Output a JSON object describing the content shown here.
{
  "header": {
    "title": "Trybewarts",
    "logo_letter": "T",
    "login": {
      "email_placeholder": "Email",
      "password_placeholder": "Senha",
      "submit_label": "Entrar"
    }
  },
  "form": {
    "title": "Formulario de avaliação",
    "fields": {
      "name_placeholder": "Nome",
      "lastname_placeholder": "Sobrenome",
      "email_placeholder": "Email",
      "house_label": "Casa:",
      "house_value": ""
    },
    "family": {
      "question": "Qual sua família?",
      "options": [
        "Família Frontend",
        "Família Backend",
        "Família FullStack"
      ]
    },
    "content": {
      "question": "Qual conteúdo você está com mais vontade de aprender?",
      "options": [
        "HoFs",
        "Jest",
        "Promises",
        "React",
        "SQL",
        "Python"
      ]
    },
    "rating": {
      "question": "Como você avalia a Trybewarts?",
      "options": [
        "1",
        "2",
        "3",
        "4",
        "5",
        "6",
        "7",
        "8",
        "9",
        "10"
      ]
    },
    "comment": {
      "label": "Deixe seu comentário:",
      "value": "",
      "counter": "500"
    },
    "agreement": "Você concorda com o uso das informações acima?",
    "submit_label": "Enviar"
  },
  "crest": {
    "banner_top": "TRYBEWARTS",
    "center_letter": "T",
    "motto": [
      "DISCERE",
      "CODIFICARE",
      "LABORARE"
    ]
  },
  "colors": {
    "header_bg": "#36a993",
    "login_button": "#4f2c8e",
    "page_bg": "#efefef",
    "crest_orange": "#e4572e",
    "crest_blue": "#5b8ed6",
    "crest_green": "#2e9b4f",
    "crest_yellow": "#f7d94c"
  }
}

━━━

What is asked
Your task is to transcribe the listing above in full, exactly as given.

Response
Output a JSON object describing the content shown here.
{
  "header": {
    "title": "Trybewarts",
    "logo_letter": "T",
    "login": {
      "email_placeholder": "Email",
      "password_placeholder": "Senha",
      "submit_label": "Entrar"
    }
  },
  "form": {
    "title": "Formulario de avaliação",
    "fields": {
      "name_placeholder": "Nome",
      "lastname_placeholder": "Sobrenome",
      "email_placeholder": "Email",
      "house_label": "Casa:",
      "house_value": ""
    },
    "family": {
      "question": "Qual sua família?",
      "options": [
        "Família Frontend",
        "Família Backend",
        "Família FullStack"
      ]
    },
    "content": {
      "question": "Qual conteúdo você está com mais vontade de aprender?",
      "options": [
        "HoFs",
        "Jest",
        "Promises",
        "React",
        "SQL",
        "Python"
      ]
    },
    "rating": {
      "question": "Como você avalia a Trybewarts?",
      "options": [
        "1",
        "2",
        "3",
        "4",
        "5",
        "6",
        "7",
        "8",
        "9",
        "10"
      ]
    },
    "comment": {
      "label": "Deixe seu comentário:",
      "value": "",
      "counter": "500"
    },
    "agreement": "Você concorda com o uso das informações acima?",
    "submit_label": "Enviar"
  },
  "crest": {
    "banner_top": "TRYBEWARTS",
    "center_letter": "T",
    "motto": [
      "DISCERE",
      "CODIFICARE",
      "LABORARE"
    ]
  },
  "colors": {
    "header_bg": "#36a993",
    "login_button": "#4f2c8e",
    "page_bg": "#efefef",
    "crest_orange": "#e4572e",
    "crest_blue": "#5b8ed6",
    "crest_green": "#2e9b4f",
    "crest_yellow": "#f7d94c"
  }
}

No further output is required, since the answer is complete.